▸ **What you will do**: Copy all the data exactly, except the pictures.

▸ **Data supplied**:
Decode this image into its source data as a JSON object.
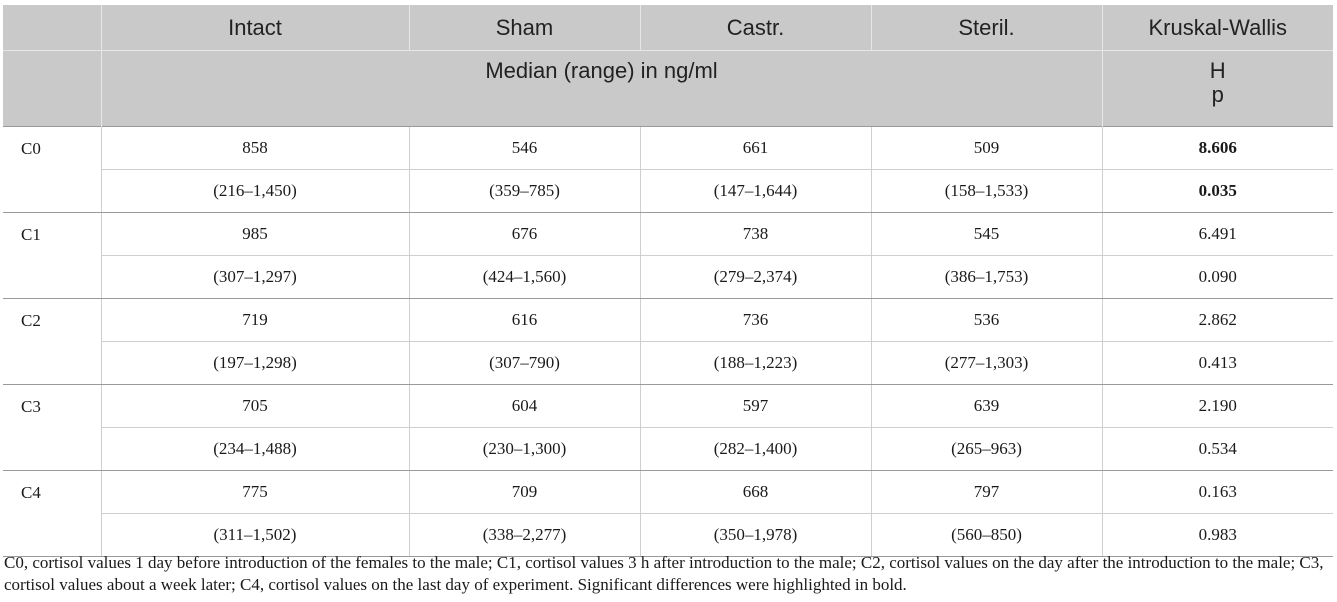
{
  "headers": {
    "intact": "Intact",
    "sham": "Sham",
    "castr": "Castr.",
    "steril": "Steril.",
    "kw": "Kruskal-Wallis",
    "subheader": "Median (range) in ng/ml",
    "h_label": "H",
    "p_label": "p"
  },
  "rows": [
    {
      "label": "C0",
      "medians": [
        "858",
        "546",
        "661",
        "509"
      ],
      "ranges": [
        "(216–1,450)",
        "(359–785)",
        "(147–1,644)",
        "(158–1,533)"
      ],
      "H": "8.606",
      "p": "0.035",
      "significant": true
    },
    {
      "label": "C1",
      "medians": [
        "985",
        "676",
        "738",
        "545"
      ],
      "ranges": [
        "(307–1,297)",
        "(424–1,560)",
        "(279–2,374)",
        "(386–1,753)"
      ],
      "H": "6.491",
      "p": "0.090",
      "significant": false
    },
    {
      "label": "C2",
      "medians": [
        "719",
        "616",
        "736",
        "536"
      ],
      "ranges": [
        "(197–1,298)",
        "(307–790)",
        "(188–1,223)",
        "(277–1,303)"
      ],
      "H": "2.862",
      "p": "0.413",
      "significant": false
    },
    {
      "label": "C3",
      "medians": [
        "705",
        "604",
        "597",
        "639"
      ],
      "ranges": [
        "(234–1,488)",
        "(230–1,300)",
        "(282–1,400)",
        "(265–963)"
      ],
      "H": "2.190",
      "p": "0.534",
      "significant": false
    },
    {
      "label": "C4",
      "medians": [
        "775",
        "709",
        "668",
        "797"
      ],
      "ranges": [
        "(311–1,502)",
        "(338–2,277)",
        "(350–1,978)",
        "(560–850)"
      ],
      "H": "0.163",
      "p": "0.983",
      "significant": false
    }
  ],
  "footnote": "C0, cortisol values 1 day before introduction of the females to the male; C1, cortisol values 3 h after introduction to the male; C2, cortisol values on the day after the introduction to the male; C3, cortisol values about a week later; C4, cortisol values on the last day of experiment. Significant differences were highlighted in bold."
}
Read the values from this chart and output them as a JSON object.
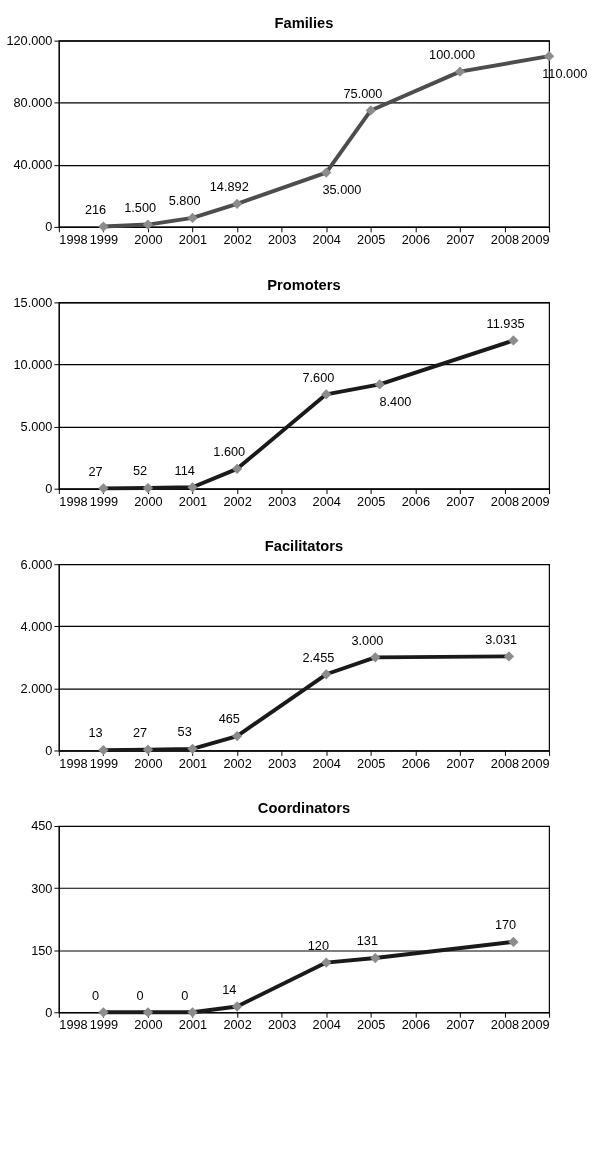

▸ **Result of this exercise**:
Decode this image into its source data as a JSON object.
{
  "headers": {
    "intact": "Intact",
    "sham": "Sham",
    "castr": "Castr.",
    "steril": "Steril.",
    "kw": "Kruskal-Wallis",
    "subheader": "Median (range) in ng/ml",
    "h_label": "H",
    "p_label": "p"
  },
  "rows": [
    {
      "label": "C0",
      "medians": [
        "858",
        "546",
        "661",
        "509"
      ],
      "ranges": [
        "(216–1,450)",
        "(359–785)",
        "(147–1,644)",
        "(158–1,533)"
      ],
      "H": "8.606",
      "p": "0.035",
      "significant": true
    },
    {
      "label": "C1",
      "medians": [
        "985",
        "676",
        "738",
        "545"
      ],
      "ranges": [
        "(307–1,297)",
        "(424–1,560)",
        "(279–2,374)",
        "(386–1,753)"
      ],
      "H": "6.491",
      "p": "0.090",
      "significant": false
    },
    {
      "label": "C2",
      "medians": [
        "719",
        "616",
        "736",
        "536"
      ],
      "ranges": [
        "(197–1,298)",
        "(307–790)",
        "(188–1,223)",
        "(277–1,303)"
      ],
      "H": "2.862",
      "p": "0.413",
      "significant": false
    },
    {
      "label": "C3",
      "medians": [
        "705",
        "604",
        "597",
        "639"
      ],
      "ranges": [
        "(234–1,488)",
        "(230–1,300)",
        "(282–1,400)",
        "(265–963)"
      ],
      "H": "2.190",
      "p": "0.534",
      "significant": false
    },
    {
      "label": "C4",
      "medians": [
        "775",
        "709",
        "668",
        "797"
      ],
      "ranges": [
        "(311–1,502)",
        "(338–2,277)",
        "(350–1,978)",
        "(560–850)"
      ],
      "H": "0.163",
      "p": "0.983",
      "significant": false
    }
  ],
  "footnote": "C0, cortisol values 1 day before introduction of the females to the male; C1, cortisol values 3 h after introduction to the male; C2, cortisol values on the day after the introduction to the male; C3, cortisol values about a week later; C4, cortisol values on the last day of experiment. Significant differences were highlighted in bold."
}
Read the values from this chart and output them as a JSON object.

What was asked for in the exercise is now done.